*Problem to solve*.
Could you return every line of the listing below verbatim, leaving out the pictures?

>> START Records for the task

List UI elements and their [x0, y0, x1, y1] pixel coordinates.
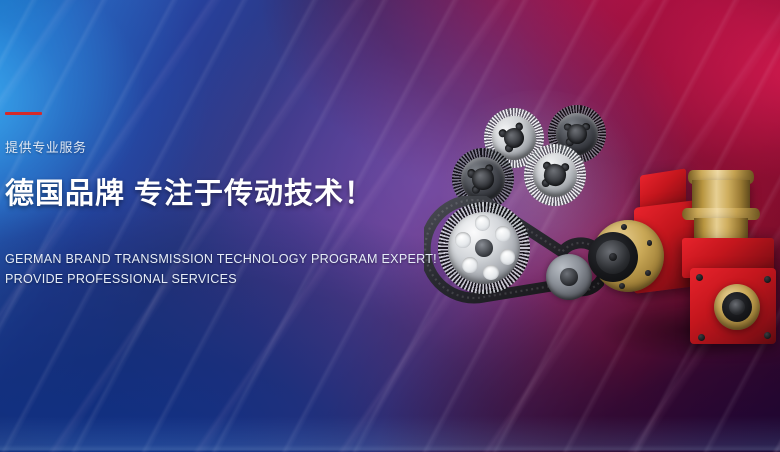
gear-lightening-hole	[495, 226, 511, 242]
eyebrow-text: 提供专业服务	[5, 137, 423, 156]
small-pulley	[546, 254, 592, 300]
flange-bolt	[619, 283, 625, 289]
flange-bolt	[764, 332, 771, 339]
timing-belt-assembly	[424, 196, 604, 332]
gear-lightening-hole	[483, 265, 499, 281]
gearbox-output-bore	[729, 299, 745, 315]
hero-banner: 提供专业服务 德国品牌 专注于传动技术！ GERMAN BRAND TRANSM…	[0, 0, 780, 452]
accent-rule	[5, 112, 42, 115]
large-gear	[438, 202, 530, 294]
flange-bolt	[698, 334, 705, 341]
gear-lightening-hole	[462, 257, 478, 273]
headline-text: 德国品牌 专注于传动技术！	[5, 170, 423, 212]
gear-lightening-hole	[500, 249, 516, 265]
flange-bolt	[621, 224, 627, 230]
flange-bolt	[647, 240, 653, 246]
flange-bolt	[645, 270, 651, 276]
banner-copy-block: 提供专业服务 德国品牌 专注于传动技术！ GERMAN BRAND TRANSM…	[3, 112, 423, 292]
gear-center-bore	[475, 239, 492, 256]
subtitle-line-2: PROVIDE PROFESSIONAL SERVICES	[5, 272, 423, 286]
right-angle-gearbox-right	[676, 162, 780, 348]
gear-lightening-hole	[475, 215, 491, 231]
bore-key-slot	[609, 253, 617, 261]
small-pulley-bore	[560, 268, 577, 285]
flange-bolt	[764, 276, 771, 283]
flange-bolt	[696, 274, 703, 281]
gear-lightening-hole	[455, 232, 471, 248]
subtitle-line-1: GERMAN BRAND TRANSMISSION TECHNOLOGY PRO…	[5, 252, 423, 266]
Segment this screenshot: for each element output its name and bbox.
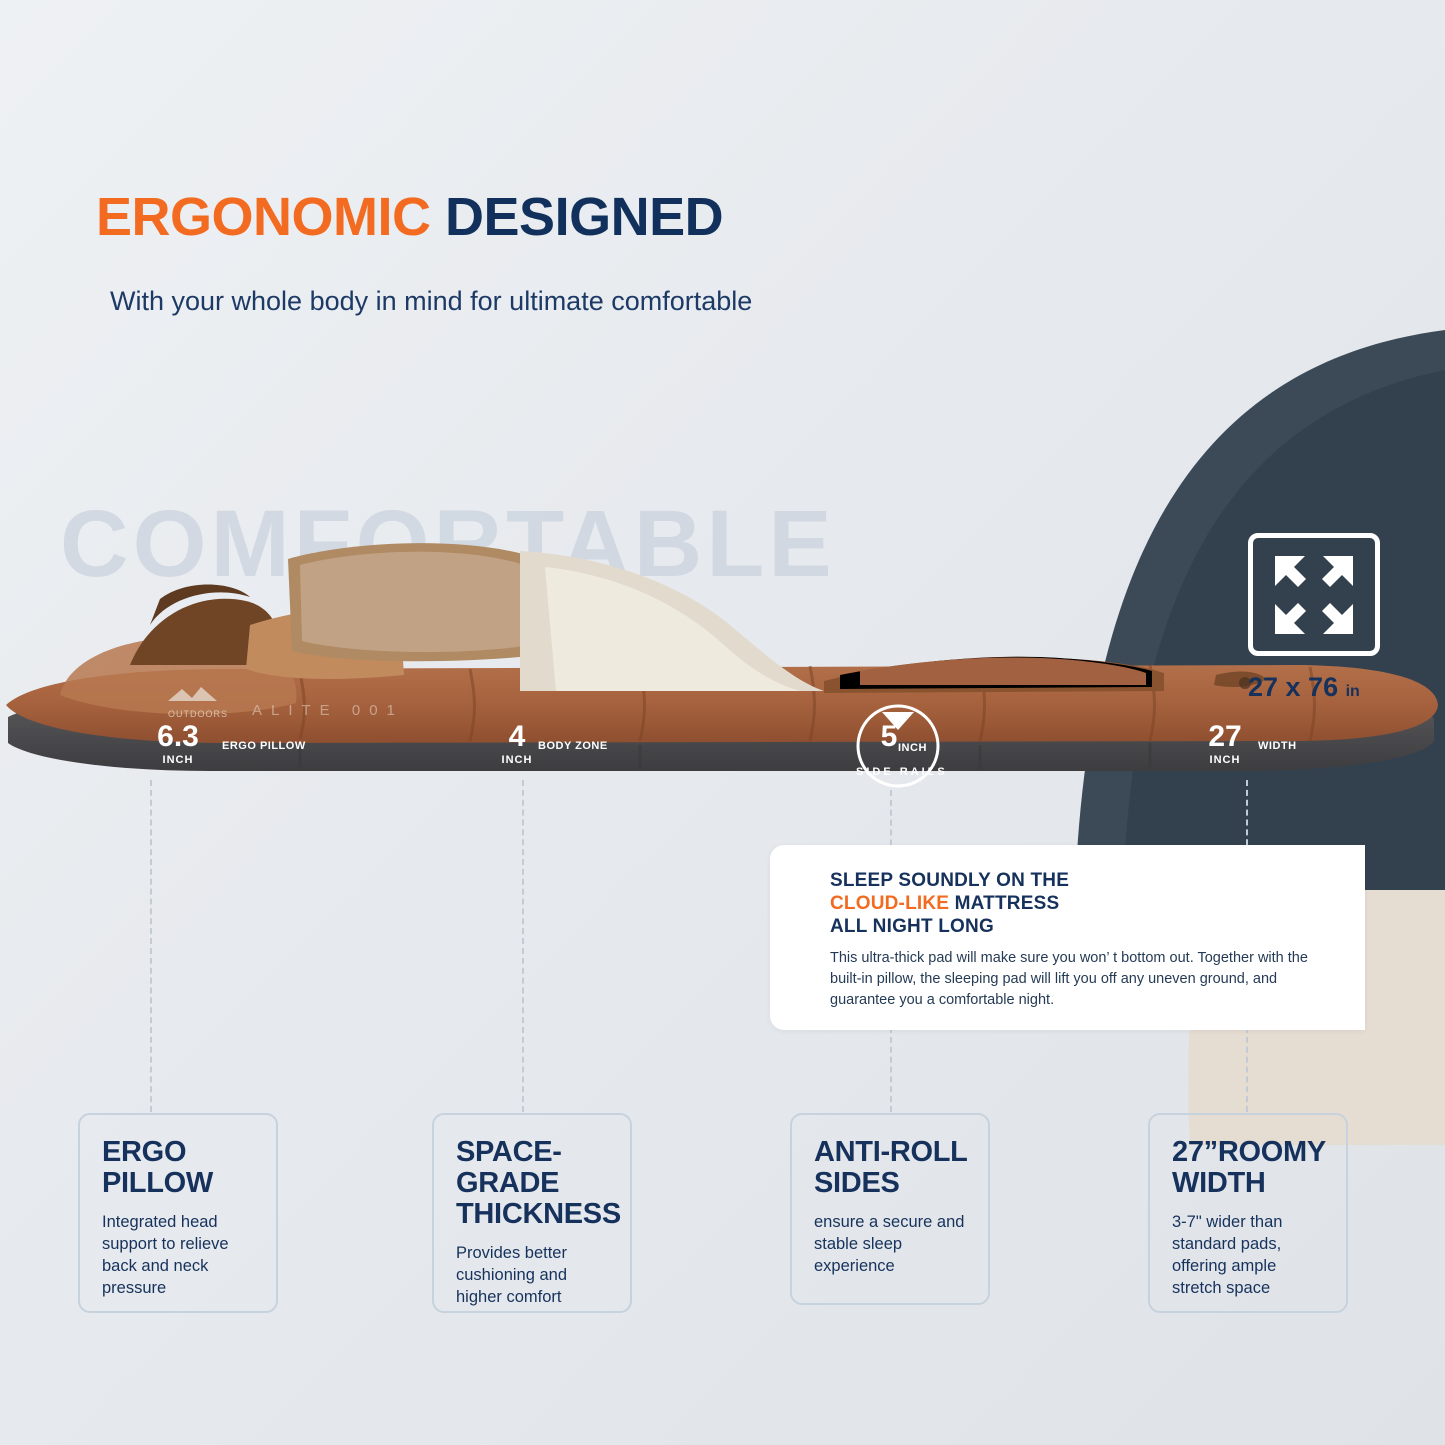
svg-text:ALITE 001: ALITE 001 [252,702,404,719]
size-value: 27 x 76 [1248,672,1338,702]
measurement-body-zone-caption: BODY ZONE [538,740,608,752]
feature-card-roomy-width: 27”ROOMY WIDTH 3-7" wider than standard … [1148,1113,1348,1313]
size-unit: in [1346,683,1360,700]
headline-word-ergonomic: ERGONOMIC [96,187,431,247]
leader-line-1 [150,780,152,1112]
feature-card-body: Integrated head support to relieve back … [102,1211,256,1299]
measurement-side-rails-caption: SIDE RAILS [856,766,948,778]
info-panel: SLEEP SOUNDLY ON THE CLOUD-LIKE MATTRESS… [770,845,1365,1030]
measurement-value: 6.3 [143,722,213,752]
headline-word-designed: DESIGNED [445,187,723,247]
page-subtitle: With your whole body in mind for ultimat… [110,286,752,317]
feature-card-title: ERGO PILLOW [102,1137,256,1199]
info-panel-title-line1: SLEEP SOUNDLY ON THE [830,870,1069,891]
measurement-unit: INCH [492,754,542,766]
measurement-ergo-pillow: 6.3 INCH [143,722,213,766]
measurement-side-rails-unit: INCH [898,742,927,754]
measurement-ergo-pillow-caption: ERGO PILLOW [222,740,306,752]
feature-card-ergo-pillow: ERGO PILLOW Integrated head support to r… [78,1113,278,1313]
measurement-value: 27 [1196,722,1254,752]
feature-card-title: ANTI-ROLL SIDES [814,1137,968,1199]
feature-card-space-grade-thickness: SPACE-GRADE THICKNESS Provides better cu… [432,1113,632,1313]
info-panel-title-line3: ALL NIGHT LONG [830,916,994,937]
info-panel-body: This ultra-thick pad will make sure you … [830,948,1337,1011]
feature-card-title: 27”ROOMY WIDTH [1172,1137,1326,1199]
measurement-unit: INCH [143,754,213,766]
info-panel-title-highlight: CLOUD-LIKE [830,893,949,914]
feature-card-title: SPACE-GRADE THICKNESS [456,1137,610,1230]
measurement-value: 4 [492,722,542,752]
svg-text:OUTDOORS: OUTDOORS [168,709,228,719]
feature-card-body: ensure a secure and stable sleep experie… [814,1211,968,1277]
expand-arrows-icon [1248,533,1380,656]
feature-card-body: 3-7" wider than standard pads, offering … [1172,1211,1326,1299]
measurement-body-zone: 4 INCH [492,722,542,766]
info-panel-title-line2-rest: MATTRESS [949,893,1059,914]
size-label: 27 x 76 in [1248,672,1360,703]
measurement-unit: INCH [1196,754,1254,766]
feature-card-anti-roll-sides: ANTI-ROLL SIDES ensure a secure and stab… [790,1113,990,1305]
leader-line-2 [522,780,524,1112]
measurement-width: 27 INCH [1196,722,1254,766]
info-panel-title: SLEEP SOUNDLY ON THE CLOUD-LIKE MATTRESS… [830,869,1337,938]
poster-stage: ERGONOMIC DESIGNED With your whole body … [0,0,1445,1445]
feature-card-body: Provides better cushioning and higher co… [456,1242,610,1308]
measurement-width-caption: WIDTH [1258,740,1297,752]
page-title: ERGONOMIC DESIGNED [96,186,723,248]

>> END Records for the task

*Expected output*.
List UI elements and their [x0, y0, x1, y1] pixel coordinates.
gear-lightening-hole	[495, 226, 511, 242]
eyebrow-text: 提供专业服务	[5, 137, 423, 156]
small-pulley	[546, 254, 592, 300]
flange-bolt	[619, 283, 625, 289]
flange-bolt	[764, 332, 771, 339]
timing-belt-assembly	[424, 196, 604, 332]
gear-lightening-hole	[483, 265, 499, 281]
gearbox-output-bore	[729, 299, 745, 315]
hero-banner: 提供专业服务 德国品牌 专注于传动技术！ GERMAN BRAND TRANSM…	[0, 0, 780, 452]
accent-rule	[5, 112, 42, 115]
large-gear	[438, 202, 530, 294]
flange-bolt	[698, 334, 705, 341]
gear-lightening-hole	[462, 257, 478, 273]
headline-text: 德国品牌 专注于传动技术！	[5, 170, 423, 212]
gear-lightening-hole	[500, 249, 516, 265]
flange-bolt	[621, 224, 627, 230]
flange-bolt	[647, 240, 653, 246]
flange-bolt	[645, 270, 651, 276]
banner-copy-block: 提供专业服务 德国品牌 专注于传动技术！ GERMAN BRAND TRANSM…	[3, 112, 423, 292]
gear-center-bore	[475, 239, 492, 256]
subtitle-line-2: PROVIDE PROFESSIONAL SERVICES	[5, 272, 423, 286]
right-angle-gearbox-right	[676, 162, 780, 348]
gear-lightening-hole	[475, 215, 491, 231]
bore-key-slot	[609, 253, 617, 261]
small-pulley-bore	[560, 268, 577, 285]
flange-bolt	[764, 276, 771, 283]
flange-bolt	[696, 274, 703, 281]
gear-lightening-hole	[455, 232, 471, 248]
subtitle-line-1: GERMAN BRAND TRANSMISSION TECHNOLOGY PRO…	[5, 252, 423, 266]
Segment this screenshot: for each element output its name and bbox.
svg-text:ALITE 001: ALITE 001 [252,702,404,719]
size-value: 27 x 76 [1248,672,1338,702]
measurement-body-zone-caption: BODY ZONE [538,740,608,752]
feature-card-roomy-width: 27”ROOMY WIDTH 3-7" wider than standard … [1148,1113,1348,1313]
size-unit: in [1346,683,1360,700]
headline-word-ergonomic: ERGONOMIC [96,187,431,247]
leader-line-1 [150,780,152,1112]
feature-card-body: Integrated head support to relieve back … [102,1211,256,1299]
measurement-side-rails-caption: SIDE RAILS [856,766,948,778]
info-panel: SLEEP SOUNDLY ON THE CLOUD-LIKE MATTRESS… [770,845,1365,1030]
measurement-value: 6.3 [143,722,213,752]
headline-word-designed: DESIGNED [445,187,723,247]
page-subtitle: With your whole body in mind for ultimat… [110,286,752,317]
feature-card-title: ERGO PILLOW [102,1137,256,1199]
info-panel-title-line1: SLEEP SOUNDLY ON THE [830,870,1069,891]
measurement-unit: INCH [492,754,542,766]
measurement-ergo-pillow: 6.3 INCH [143,722,213,766]
measurement-side-rails-unit: INCH [898,742,927,754]
measurement-ergo-pillow-caption: ERGO PILLOW [222,740,306,752]
feature-card-ergo-pillow: ERGO PILLOW Integrated head support to r… [78,1113,278,1313]
measurement-value: 27 [1196,722,1254,752]
feature-card-title: ANTI-ROLL SIDES [814,1137,968,1199]
feature-card-space-grade-thickness: SPACE-GRADE THICKNESS Provides better cu… [432,1113,632,1313]
info-panel-title-line3: ALL NIGHT LONG [830,916,994,937]
info-panel-body: This ultra-thick pad will make sure you … [830,948,1337,1011]
feature-card-title: 27”ROOMY WIDTH [1172,1137,1326,1199]
measurement-unit: INCH [143,754,213,766]
info-panel-title-highlight: CLOUD-LIKE [830,893,949,914]
feature-card-title: SPACE-GRADE THICKNESS [456,1137,610,1230]
measurement-value: 4 [492,722,542,752]
svg-text:OUTDOORS: OUTDOORS [168,709,228,719]
feature-card-body: ensure a secure and stable sleep experie… [814,1211,968,1277]
expand-arrows-icon [1248,533,1380,656]
feature-card-body: 3-7" wider than standard pads, offering … [1172,1211,1326,1299]
measurement-body-zone: 4 INCH [492,722,542,766]
info-panel-title-line2-rest: MATTRESS [949,893,1059,914]
size-label: 27 x 76 in [1248,672,1360,703]
measurement-unit: INCH [1196,754,1254,766]
feature-card-anti-roll-sides: ANTI-ROLL SIDES ensure a secure and stab… [790,1113,990,1305]
leader-line-2 [522,780,524,1112]
measurement-width: 27 INCH [1196,722,1254,766]
info-panel-title: SLEEP SOUNDLY ON THE CLOUD-LIKE MATTRESS… [830,869,1337,938]
poster-stage: ERGONOMIC DESIGNED With your whole body … [0,0,1445,1445]
feature-card-body: Provides better cushioning and higher co… [456,1242,610,1308]
measurement-width-caption: WIDTH [1258,740,1297,752]
page-title: ERGONOMIC DESIGNED [96,186,723,248]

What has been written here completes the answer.